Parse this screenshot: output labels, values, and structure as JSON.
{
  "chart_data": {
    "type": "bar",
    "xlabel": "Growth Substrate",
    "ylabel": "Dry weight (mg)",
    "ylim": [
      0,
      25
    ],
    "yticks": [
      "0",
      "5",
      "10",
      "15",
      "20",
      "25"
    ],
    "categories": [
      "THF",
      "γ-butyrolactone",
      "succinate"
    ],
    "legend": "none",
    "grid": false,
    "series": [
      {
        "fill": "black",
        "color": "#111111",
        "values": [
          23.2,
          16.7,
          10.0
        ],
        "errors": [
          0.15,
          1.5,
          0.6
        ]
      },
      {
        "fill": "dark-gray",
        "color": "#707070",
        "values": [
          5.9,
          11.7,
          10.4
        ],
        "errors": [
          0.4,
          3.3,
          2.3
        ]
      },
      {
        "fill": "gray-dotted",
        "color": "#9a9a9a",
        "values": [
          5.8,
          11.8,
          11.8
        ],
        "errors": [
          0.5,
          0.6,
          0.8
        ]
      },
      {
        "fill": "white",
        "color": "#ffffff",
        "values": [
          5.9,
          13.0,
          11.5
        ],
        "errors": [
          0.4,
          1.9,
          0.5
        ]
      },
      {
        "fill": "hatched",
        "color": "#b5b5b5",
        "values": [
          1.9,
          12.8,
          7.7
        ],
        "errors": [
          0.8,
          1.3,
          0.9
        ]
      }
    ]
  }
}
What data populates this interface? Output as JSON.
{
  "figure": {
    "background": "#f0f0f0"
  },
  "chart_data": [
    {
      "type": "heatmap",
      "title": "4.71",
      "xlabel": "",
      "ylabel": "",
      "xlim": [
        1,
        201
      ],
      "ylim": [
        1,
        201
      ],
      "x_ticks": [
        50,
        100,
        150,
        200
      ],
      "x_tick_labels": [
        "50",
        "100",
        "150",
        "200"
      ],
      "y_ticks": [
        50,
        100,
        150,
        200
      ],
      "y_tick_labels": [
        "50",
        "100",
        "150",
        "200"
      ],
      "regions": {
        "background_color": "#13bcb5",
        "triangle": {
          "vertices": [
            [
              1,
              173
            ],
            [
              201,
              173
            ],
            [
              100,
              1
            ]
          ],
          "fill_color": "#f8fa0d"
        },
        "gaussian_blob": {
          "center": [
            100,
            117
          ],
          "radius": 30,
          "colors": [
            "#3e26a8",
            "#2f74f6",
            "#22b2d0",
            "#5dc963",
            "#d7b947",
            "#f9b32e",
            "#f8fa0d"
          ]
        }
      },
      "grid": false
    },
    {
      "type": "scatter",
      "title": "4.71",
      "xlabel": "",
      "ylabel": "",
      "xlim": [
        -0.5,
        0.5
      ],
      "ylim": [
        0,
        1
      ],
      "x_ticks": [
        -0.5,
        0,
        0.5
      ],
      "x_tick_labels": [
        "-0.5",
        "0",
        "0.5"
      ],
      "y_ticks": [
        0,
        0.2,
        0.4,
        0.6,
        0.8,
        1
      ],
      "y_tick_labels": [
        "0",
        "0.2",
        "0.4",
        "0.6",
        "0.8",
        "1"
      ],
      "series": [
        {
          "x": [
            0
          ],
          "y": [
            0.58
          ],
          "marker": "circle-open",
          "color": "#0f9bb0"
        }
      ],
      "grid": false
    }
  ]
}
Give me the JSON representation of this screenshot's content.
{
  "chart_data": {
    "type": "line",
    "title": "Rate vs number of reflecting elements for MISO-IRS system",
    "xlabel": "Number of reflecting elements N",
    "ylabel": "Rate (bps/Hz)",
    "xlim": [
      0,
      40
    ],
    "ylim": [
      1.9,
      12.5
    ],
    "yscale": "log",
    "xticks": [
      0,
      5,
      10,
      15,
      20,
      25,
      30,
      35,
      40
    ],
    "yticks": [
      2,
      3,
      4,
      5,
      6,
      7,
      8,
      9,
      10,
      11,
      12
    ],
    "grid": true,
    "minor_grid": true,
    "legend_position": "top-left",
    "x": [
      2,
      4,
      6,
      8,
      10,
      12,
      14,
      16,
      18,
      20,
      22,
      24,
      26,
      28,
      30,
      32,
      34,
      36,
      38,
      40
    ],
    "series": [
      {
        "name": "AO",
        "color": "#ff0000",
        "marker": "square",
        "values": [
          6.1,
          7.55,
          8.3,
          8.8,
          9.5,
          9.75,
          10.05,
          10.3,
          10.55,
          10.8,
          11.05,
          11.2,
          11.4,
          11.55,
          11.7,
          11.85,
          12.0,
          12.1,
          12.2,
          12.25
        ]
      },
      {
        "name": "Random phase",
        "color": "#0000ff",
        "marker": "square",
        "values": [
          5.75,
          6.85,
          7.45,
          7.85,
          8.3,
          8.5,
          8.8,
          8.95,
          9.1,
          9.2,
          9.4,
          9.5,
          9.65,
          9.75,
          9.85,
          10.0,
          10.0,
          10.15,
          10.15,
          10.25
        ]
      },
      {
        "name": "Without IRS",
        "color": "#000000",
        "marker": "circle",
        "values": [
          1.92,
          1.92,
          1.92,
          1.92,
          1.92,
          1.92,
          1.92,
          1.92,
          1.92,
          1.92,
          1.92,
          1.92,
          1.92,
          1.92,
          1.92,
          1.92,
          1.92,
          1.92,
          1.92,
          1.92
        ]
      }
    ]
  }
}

::::::::::

# [THE REQUEST]
Write down every line of the data exactly as it appears above.

# [EXPECTED ANSWER]
Parse this screenshot: output labels, values, and structure as JSON.
{
  "chart_data": {
    "type": "bar",
    "xlabel": "Growth Substrate",
    "ylabel": "Dry weight (mg)",
    "ylim": [
      0,
      25
    ],
    "yticks": [
      "0",
      "5",
      "10",
      "15",
      "20",
      "25"
    ],
    "categories": [
      "THF",
      "γ-butyrolactone",
      "succinate"
    ],
    "legend": "none",
    "grid": false,
    "series": [
      {
        "fill": "black",
        "color": "#111111",
        "values": [
          23.2,
          16.7,
          10.0
        ],
        "errors": [
          0.15,
          1.5,
          0.6
        ]
      },
      {
        "fill": "dark-gray",
        "color": "#707070",
        "values": [
          5.9,
          11.7,
          10.4
        ],
        "errors": [
          0.4,
          3.3,
          2.3
        ]
      },
      {
        "fill": "gray-dotted",
        "color": "#9a9a9a",
        "values": [
          5.8,
          11.8,
          11.8
        ],
        "errors": [
          0.5,
          0.6,
          0.8
        ]
      },
      {
        "fill": "white",
        "color": "#ffffff",
        "values": [
          5.9,
          13.0,
          11.5
        ],
        "errors": [
          0.4,
          1.9,
          0.5
        ]
      },
      {
        "fill": "hatched",
        "color": "#b5b5b5",
        "values": [
          1.9,
          12.8,
          7.7
        ],
        "errors": [
          0.8,
          1.3,
          0.9
        ]
      }
    ]
  }
}
What data populates this interface? Output as JSON.
{
  "figure": {
    "background": "#f0f0f0"
  },
  "chart_data": [
    {
      "type": "heatmap",
      "title": "4.71",
      "xlabel": "",
      "ylabel": "",
      "xlim": [
        1,
        201
      ],
      "ylim": [
        1,
        201
      ],
      "x_ticks": [
        50,
        100,
        150,
        200
      ],
      "x_tick_labels": [
        "50",
        "100",
        "150",
        "200"
      ],
      "y_ticks": [
        50,
        100,
        150,
        200
      ],
      "y_tick_labels": [
        "50",
        "100",
        "150",
        "200"
      ],
      "regions": {
        "background_color": "#13bcb5",
        "triangle": {
          "vertices": [
            [
              1,
              173
            ],
            [
              201,
              173
            ],
            [
              100,
              1
            ]
          ],
          "fill_color": "#f8fa0d"
        },
        "gaussian_blob": {
          "center": [
            100,
            117
          ],
          "radius": 30,
          "colors": [
            "#3e26a8",
            "#2f74f6",
            "#22b2d0",
            "#5dc963",
            "#d7b947",
            "#f9b32e",
            "#f8fa0d"
          ]
        }
      },
      "grid": false
    },
    {
      "type": "scatter",
      "title": "4.71",
      "xlabel": "",
      "ylabel": "",
      "xlim": [
        -0.5,
        0.5
      ],
      "ylim": [
        0,
        1
      ],
      "x_ticks": [
        -0.5,
        0,
        0.5
      ],
      "x_tick_labels": [
        "-0.5",
        "0",
        "0.5"
      ],
      "y_ticks": [
        0,
        0.2,
        0.4,
        0.6,
        0.8,
        1
      ],
      "y_tick_labels": [
        "0",
        "0.2",
        "0.4",
        "0.6",
        "0.8",
        "1"
      ],
      "series": [
        {
          "x": [
            0
          ],
          "y": [
            0.58
          ],
          "marker": "circle-open",
          "color": "#0f9bb0"
        }
      ],
      "grid": false
    }
  ]
}
Give me the JSON representation of this screenshot's content.
{
  "chart_data": {
    "type": "line",
    "title": "Rate vs number of reflecting elements for MISO-IRS system",
    "xlabel": "Number of reflecting elements N",
    "ylabel": "Rate (bps/Hz)",
    "xlim": [
      0,
      40
    ],
    "ylim": [
      1.9,
      12.5
    ],
    "yscale": "log",
    "xticks": [
      0,
      5,
      10,
      15,
      20,
      25,
      30,
      35,
      40
    ],
    "yticks": [
      2,
      3,
      4,
      5,
      6,
      7,
      8,
      9,
      10,
      11,
      12
    ],
    "grid": true,
    "minor_grid": true,
    "legend_position": "top-left",
    "x": [
      2,
      4,
      6,
      8,
      10,
      12,
      14,
      16,
      18,
      20,
      22,
      24,
      26,
      28,
      30,
      32,
      34,
      36,
      38,
      40
    ],
    "series": [
      {
        "name": "AO",
        "color": "#ff0000",
        "marker": "square",
        "values": [
          6.1,
          7.55,
          8.3,
          8.8,
          9.5,
          9.75,
          10.05,
          10.3,
          10.55,
          10.8,
          11.05,
          11.2,
          11.4,
          11.55,
          11.7,
          11.85,
          12.0,
          12.1,
          12.2,
          12.25
        ]
      },
      {
        "name": "Random phase",
        "color": "#0000ff",
        "marker": "square",
        "values": [
          5.75,
          6.85,
          7.45,
          7.85,
          8.3,
          8.5,
          8.8,
          8.95,
          9.1,
          9.2,
          9.4,
          9.5,
          9.65,
          9.75,
          9.85,
          10.0,
          10.0,
          10.15,
          10.15,
          10.25
        ]
      },
      {
        "name": "Without IRS",
        "color": "#000000",
        "marker": "circle",
        "values": [
          1.92,
          1.92,
          1.92,
          1.92,
          1.92,
          1.92,
          1.92,
          1.92,
          1.92,
          1.92,
          1.92,
          1.92,
          1.92,
          1.92,
          1.92,
          1.92,
          1.92,
          1.92,
          1.92,
          1.92
        ]
      }
    ]
  }
}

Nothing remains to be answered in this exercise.